■ GIVEN TASK
Say how many lines include "Sales", with no words around the number.

■ MATERIAL SHOWN
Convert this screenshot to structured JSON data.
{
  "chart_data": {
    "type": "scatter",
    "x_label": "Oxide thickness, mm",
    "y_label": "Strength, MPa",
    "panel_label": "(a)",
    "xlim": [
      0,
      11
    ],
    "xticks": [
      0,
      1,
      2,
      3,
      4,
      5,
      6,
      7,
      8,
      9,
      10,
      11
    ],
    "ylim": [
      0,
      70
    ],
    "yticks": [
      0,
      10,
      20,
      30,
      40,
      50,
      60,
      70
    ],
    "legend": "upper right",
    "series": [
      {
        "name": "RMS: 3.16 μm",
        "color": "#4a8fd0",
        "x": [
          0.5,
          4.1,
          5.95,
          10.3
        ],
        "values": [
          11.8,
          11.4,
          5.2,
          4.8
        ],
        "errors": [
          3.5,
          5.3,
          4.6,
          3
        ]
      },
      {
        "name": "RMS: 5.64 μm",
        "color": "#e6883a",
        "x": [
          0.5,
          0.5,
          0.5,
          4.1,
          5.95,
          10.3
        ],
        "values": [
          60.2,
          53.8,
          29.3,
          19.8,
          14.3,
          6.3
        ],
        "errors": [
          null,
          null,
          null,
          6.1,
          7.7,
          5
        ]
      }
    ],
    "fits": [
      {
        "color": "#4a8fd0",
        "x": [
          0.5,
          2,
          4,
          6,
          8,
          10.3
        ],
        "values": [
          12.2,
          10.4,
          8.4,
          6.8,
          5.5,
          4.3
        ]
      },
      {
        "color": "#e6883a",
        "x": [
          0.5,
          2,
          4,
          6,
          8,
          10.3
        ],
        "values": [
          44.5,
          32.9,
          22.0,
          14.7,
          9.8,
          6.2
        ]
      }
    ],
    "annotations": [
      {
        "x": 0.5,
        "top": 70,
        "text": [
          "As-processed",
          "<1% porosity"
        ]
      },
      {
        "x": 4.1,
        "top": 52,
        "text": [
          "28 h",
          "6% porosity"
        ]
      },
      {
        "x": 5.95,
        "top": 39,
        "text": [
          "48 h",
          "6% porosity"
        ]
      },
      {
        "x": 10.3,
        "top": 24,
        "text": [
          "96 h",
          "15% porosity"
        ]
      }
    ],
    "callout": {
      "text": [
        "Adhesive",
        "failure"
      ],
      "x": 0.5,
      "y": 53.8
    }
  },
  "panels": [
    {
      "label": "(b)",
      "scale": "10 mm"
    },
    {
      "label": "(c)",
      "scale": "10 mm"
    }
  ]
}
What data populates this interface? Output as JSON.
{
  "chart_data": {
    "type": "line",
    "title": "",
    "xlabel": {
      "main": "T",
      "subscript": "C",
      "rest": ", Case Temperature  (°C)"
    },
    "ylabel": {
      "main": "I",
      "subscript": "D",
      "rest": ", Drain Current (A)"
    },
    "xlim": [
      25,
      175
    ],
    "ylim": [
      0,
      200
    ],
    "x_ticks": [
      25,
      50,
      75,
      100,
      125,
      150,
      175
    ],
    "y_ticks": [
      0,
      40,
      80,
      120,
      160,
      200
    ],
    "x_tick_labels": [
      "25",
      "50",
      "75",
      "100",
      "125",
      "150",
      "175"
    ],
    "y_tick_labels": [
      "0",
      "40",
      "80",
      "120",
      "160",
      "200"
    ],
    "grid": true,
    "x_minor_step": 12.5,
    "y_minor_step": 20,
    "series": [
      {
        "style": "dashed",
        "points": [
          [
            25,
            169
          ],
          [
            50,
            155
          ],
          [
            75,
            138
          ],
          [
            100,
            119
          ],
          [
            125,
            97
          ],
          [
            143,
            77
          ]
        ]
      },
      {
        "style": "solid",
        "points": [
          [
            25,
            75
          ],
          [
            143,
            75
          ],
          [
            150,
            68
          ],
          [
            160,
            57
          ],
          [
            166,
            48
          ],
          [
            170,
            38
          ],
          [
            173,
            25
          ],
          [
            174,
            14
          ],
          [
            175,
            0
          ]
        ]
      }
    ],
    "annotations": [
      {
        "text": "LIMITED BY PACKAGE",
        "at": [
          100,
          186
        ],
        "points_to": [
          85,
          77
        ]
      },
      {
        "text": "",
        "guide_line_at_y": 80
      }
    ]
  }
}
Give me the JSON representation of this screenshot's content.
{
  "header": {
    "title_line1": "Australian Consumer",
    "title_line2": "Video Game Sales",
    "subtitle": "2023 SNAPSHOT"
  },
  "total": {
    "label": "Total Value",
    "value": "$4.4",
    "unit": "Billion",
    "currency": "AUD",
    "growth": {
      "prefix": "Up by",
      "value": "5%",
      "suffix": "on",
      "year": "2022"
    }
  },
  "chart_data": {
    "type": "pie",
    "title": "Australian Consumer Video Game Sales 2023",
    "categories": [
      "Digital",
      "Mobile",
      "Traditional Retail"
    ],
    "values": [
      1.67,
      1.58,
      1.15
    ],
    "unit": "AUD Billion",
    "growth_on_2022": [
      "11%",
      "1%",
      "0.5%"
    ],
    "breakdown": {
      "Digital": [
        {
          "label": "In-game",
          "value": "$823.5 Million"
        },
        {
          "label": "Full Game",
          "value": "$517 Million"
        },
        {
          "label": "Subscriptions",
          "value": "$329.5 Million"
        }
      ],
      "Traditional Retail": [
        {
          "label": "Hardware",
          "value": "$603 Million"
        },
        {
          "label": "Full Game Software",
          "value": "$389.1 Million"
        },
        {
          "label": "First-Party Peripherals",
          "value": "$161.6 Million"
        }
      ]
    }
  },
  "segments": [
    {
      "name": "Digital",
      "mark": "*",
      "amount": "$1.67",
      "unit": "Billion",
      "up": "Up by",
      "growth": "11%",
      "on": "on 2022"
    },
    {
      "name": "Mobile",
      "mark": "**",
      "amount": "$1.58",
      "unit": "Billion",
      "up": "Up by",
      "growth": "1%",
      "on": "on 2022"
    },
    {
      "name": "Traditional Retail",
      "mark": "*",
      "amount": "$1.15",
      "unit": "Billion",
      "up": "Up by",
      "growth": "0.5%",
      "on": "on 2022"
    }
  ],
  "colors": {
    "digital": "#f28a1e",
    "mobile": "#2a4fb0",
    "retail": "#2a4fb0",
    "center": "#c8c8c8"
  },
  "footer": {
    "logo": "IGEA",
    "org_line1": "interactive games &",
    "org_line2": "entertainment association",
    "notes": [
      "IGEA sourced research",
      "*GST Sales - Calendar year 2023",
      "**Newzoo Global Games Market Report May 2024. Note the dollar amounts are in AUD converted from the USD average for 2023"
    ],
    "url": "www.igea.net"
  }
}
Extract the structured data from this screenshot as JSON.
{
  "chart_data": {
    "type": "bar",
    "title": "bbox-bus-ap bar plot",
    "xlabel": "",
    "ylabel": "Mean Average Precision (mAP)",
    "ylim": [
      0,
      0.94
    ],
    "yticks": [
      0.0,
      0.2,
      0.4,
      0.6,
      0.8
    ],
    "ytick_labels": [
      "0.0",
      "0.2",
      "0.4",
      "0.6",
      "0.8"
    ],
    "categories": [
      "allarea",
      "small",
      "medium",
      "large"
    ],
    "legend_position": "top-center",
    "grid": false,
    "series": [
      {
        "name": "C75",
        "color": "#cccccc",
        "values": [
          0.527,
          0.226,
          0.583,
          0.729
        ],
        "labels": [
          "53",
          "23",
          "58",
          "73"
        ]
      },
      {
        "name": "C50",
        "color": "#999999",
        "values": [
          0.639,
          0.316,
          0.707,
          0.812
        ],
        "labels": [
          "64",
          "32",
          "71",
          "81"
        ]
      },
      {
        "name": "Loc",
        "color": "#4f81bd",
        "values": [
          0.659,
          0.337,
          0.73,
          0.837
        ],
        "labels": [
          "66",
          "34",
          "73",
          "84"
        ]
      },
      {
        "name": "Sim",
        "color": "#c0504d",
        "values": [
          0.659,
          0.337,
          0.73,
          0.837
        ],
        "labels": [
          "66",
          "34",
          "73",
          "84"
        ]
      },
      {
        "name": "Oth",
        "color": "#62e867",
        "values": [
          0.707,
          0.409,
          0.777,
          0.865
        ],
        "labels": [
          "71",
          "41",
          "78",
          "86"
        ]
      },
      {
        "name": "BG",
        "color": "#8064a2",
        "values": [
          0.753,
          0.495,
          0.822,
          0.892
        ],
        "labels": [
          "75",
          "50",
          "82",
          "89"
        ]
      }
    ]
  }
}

■ ANSWER FOR THE TASK
3